_Aim_
Pull out from the material below all lines with "this".

_Data for processing_

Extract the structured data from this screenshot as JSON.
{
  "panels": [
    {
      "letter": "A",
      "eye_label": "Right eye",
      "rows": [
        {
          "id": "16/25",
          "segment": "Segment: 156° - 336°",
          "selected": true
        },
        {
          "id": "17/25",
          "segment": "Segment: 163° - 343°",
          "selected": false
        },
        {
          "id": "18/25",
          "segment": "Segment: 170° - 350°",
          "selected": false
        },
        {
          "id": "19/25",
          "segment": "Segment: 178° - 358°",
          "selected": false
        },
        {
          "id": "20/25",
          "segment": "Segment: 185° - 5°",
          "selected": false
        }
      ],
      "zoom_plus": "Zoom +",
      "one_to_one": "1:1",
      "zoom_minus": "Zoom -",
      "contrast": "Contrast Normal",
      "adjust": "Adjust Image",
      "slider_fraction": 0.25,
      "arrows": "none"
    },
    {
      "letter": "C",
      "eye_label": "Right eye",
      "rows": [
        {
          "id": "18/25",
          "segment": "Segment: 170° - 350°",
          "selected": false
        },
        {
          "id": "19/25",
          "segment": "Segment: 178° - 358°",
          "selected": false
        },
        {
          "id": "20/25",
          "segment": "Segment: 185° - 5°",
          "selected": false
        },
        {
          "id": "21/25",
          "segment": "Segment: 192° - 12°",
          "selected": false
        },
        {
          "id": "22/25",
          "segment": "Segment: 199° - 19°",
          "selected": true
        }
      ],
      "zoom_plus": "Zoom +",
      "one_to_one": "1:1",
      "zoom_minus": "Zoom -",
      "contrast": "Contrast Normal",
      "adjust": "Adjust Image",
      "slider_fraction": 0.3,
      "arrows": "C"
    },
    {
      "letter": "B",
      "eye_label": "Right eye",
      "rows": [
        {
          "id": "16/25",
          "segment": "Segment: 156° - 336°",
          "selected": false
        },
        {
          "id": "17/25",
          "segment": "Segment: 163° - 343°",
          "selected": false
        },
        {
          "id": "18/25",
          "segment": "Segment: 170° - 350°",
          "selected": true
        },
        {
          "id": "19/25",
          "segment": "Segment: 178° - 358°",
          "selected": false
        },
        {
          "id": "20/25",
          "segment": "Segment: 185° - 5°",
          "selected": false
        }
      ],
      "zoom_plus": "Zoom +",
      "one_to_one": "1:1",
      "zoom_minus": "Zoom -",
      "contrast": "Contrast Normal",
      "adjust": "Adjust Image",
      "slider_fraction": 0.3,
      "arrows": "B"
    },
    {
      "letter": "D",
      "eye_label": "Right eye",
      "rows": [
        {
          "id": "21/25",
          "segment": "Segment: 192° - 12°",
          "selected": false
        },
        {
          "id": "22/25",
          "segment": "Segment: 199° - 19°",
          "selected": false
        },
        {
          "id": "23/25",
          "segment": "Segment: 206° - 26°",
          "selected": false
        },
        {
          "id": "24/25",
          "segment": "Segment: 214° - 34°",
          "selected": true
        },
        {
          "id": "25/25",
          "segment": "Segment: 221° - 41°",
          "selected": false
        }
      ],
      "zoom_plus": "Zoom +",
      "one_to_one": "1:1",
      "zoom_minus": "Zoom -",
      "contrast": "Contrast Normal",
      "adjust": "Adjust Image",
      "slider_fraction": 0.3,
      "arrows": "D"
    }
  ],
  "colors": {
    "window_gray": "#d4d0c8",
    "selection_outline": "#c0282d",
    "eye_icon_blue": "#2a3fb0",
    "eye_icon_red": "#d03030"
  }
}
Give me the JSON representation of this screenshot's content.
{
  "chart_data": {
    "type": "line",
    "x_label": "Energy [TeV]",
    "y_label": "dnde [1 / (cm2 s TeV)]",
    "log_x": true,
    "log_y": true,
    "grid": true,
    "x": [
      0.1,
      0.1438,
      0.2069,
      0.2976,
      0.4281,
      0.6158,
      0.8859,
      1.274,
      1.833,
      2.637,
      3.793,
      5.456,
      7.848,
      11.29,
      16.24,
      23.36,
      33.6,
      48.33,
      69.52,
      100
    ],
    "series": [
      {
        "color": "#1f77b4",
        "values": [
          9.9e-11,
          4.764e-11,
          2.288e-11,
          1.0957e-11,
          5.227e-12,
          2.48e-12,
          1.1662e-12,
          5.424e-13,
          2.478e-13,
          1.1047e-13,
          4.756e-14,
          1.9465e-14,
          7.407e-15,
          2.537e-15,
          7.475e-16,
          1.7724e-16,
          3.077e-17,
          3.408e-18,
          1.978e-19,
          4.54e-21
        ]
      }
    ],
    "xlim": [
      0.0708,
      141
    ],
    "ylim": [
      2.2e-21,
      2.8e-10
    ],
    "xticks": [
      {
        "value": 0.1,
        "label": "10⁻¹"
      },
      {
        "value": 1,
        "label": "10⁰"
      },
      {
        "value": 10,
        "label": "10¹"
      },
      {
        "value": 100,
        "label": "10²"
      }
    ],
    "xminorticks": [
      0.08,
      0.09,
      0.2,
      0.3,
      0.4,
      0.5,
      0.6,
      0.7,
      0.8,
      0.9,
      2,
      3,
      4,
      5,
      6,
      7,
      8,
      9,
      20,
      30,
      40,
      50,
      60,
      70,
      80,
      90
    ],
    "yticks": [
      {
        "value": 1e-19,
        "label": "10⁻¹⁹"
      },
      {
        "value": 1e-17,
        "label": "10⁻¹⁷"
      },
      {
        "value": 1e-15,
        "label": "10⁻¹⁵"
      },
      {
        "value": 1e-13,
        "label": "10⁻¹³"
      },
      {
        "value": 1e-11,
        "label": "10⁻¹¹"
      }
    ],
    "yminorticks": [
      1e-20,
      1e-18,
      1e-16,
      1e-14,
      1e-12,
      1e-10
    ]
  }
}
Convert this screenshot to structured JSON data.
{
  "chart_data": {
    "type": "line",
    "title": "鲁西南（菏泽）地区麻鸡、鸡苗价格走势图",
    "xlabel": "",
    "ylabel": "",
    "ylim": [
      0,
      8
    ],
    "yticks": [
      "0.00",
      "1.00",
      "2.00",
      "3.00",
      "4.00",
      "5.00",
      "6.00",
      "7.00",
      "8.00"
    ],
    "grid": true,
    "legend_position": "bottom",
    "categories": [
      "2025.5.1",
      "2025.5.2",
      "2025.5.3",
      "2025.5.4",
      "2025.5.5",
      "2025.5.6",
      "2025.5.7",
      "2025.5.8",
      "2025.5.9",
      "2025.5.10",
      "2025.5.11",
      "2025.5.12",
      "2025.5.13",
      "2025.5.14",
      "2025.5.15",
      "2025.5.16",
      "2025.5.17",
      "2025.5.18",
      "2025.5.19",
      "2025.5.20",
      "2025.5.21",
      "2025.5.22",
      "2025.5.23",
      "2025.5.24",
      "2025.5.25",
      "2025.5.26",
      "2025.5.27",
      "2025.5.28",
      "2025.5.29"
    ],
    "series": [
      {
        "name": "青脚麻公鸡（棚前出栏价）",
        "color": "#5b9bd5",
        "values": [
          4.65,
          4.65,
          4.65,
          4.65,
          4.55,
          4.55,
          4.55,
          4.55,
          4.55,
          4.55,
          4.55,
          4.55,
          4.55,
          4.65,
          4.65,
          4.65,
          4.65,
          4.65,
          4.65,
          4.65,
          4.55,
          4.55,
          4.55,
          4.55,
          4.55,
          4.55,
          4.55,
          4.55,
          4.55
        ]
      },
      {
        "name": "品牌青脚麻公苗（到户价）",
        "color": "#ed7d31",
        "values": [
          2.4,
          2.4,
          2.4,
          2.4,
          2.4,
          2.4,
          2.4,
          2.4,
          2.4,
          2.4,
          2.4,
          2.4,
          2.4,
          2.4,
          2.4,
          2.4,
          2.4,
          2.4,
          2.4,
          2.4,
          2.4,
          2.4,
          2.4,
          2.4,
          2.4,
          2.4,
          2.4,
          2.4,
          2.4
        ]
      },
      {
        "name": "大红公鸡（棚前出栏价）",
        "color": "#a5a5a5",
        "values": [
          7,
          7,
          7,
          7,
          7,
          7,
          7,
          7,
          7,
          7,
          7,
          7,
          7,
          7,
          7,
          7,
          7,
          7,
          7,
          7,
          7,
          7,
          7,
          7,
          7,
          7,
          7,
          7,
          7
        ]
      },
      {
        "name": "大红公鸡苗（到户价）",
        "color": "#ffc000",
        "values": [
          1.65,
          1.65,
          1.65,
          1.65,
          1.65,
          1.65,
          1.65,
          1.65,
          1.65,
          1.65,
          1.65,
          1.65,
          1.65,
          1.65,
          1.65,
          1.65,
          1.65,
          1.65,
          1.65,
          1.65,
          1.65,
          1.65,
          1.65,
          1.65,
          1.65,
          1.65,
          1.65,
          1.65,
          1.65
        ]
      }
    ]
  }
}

_Answer_
Extract the structured data from this screenshot as JSON.
Give me the JSON representation of this screenshot's content.
Convert this screenshot to structured JSON data.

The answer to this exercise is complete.